=== Exercice A ===
D'après le texte sur la prière à la maison, en quoi consistent les métanies ?

Comment prier à la maison ? Comme vous le dites bien, il faut ajouter quelque chose aux prières ordinaires. Il le faut, il le faut. Néanmoins, il vaut mieux ne pas ajouter de prières lues supplémentaires, mais prier un peu plus sans livre de prière ; par vos propres paroles, exposez au Seigneur les grandes lacunes de votre vie spirituelle. Matin et soir lisez les prières quotidiennes coutumières ; mais avant et après, priez de votre propre prière et entre les prières lues, intercalez votre prière à vous en faisant des métanies - profondes inclinations et prosternations - ou en vous mettant à genoux. Importunez le Seigneur, la Mère de Dieu et votre ange gardien, en leur demandant tout ce dont vous savez avoir grand besoin. Priez-les de vous aider à vous connaître et de vous donner le désir et la force de corriger tout ce qu’il y a à corriger et surtout de remplir votre cœur d’esprit de pénitence et d’humilité, car tel est le sacrifice le plus agréable à Dieu. Ne vous liez pas par une suite de prières trop longue et trop chargée. Il vaut mieux se mettre à prier plus souvent et faire des métanies durant la journée par petites doses, mais souvent, pour que toute la journée en soit tissée. Ne quittez nullement le Seigneur en esprit, que vous soyez en prière ou que vous fassiez autre chose.

=== Exercice B ===
Extrayez sans modification les lignes des entrées du jeu de données, de la première jusqu'à celle qui contient "168, 179, 177]", celle-ci comprise.

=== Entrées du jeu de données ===
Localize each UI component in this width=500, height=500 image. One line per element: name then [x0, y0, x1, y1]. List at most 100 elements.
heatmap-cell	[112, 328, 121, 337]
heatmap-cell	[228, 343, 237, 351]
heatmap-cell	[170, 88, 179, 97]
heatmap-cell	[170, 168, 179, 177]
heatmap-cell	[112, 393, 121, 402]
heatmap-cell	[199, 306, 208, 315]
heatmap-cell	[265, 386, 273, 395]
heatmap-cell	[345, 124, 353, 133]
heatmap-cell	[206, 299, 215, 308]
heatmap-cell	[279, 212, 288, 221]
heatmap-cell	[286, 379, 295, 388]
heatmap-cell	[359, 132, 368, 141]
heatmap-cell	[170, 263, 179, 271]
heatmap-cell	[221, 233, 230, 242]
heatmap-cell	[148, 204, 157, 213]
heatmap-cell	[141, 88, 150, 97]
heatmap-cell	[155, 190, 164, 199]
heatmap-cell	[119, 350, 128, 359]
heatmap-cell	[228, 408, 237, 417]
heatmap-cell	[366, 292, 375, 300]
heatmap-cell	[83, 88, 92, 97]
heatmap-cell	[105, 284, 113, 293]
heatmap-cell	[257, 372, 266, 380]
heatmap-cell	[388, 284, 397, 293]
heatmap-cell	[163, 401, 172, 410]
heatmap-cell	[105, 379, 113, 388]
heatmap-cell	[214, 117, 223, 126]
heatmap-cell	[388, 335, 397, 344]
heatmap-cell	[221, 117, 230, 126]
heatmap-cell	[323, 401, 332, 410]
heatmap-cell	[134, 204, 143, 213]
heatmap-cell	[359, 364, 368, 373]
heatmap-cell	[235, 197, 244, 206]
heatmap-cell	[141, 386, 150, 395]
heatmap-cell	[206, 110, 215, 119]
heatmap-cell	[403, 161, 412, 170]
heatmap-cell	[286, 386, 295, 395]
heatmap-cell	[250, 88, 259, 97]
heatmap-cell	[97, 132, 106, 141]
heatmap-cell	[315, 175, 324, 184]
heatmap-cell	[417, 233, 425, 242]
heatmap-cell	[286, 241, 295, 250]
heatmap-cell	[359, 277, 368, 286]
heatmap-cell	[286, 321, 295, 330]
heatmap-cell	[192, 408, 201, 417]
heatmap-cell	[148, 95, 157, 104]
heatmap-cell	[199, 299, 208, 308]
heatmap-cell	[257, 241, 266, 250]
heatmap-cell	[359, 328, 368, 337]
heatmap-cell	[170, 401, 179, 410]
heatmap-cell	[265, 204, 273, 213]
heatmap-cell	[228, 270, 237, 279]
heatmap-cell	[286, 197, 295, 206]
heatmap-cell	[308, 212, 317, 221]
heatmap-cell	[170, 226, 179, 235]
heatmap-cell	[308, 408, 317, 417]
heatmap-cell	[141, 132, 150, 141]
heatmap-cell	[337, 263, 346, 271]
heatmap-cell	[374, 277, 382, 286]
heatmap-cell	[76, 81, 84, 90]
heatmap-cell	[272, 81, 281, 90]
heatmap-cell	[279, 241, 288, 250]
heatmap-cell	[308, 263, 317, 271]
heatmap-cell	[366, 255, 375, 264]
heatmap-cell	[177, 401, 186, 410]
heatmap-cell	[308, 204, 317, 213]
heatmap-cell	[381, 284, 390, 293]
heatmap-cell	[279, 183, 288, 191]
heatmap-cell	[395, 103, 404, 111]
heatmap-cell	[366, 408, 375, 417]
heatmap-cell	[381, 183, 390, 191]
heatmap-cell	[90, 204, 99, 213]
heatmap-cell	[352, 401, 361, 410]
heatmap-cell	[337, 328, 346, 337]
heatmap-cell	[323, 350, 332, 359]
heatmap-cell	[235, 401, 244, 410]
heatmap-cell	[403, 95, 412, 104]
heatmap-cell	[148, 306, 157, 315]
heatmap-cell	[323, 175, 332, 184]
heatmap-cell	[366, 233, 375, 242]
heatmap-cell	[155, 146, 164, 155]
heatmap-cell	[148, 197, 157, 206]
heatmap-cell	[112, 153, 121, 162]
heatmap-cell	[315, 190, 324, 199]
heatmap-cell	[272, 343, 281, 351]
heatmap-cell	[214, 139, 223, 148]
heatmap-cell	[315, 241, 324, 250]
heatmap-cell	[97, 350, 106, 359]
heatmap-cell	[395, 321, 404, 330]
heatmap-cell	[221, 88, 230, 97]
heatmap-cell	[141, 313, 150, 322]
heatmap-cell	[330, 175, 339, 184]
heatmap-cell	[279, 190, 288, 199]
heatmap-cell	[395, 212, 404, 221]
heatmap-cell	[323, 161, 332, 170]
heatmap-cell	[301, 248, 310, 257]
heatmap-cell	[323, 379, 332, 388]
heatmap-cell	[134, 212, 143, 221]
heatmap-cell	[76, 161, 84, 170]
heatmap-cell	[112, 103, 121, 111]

=== Sortie complète A ===
En de profondes inclinations et prosternations.

=== Sortie complète B ===
Localize each UI component in this width=500, height=500 image. One line per element: name then [x0, y0, x1, y1]. List at most 100 elements.
heatmap-cell	[112, 328, 121, 337]
heatmap-cell	[228, 343, 237, 351]
heatmap-cell	[170, 88, 179, 97]
heatmap-cell	[170, 168, 179, 177]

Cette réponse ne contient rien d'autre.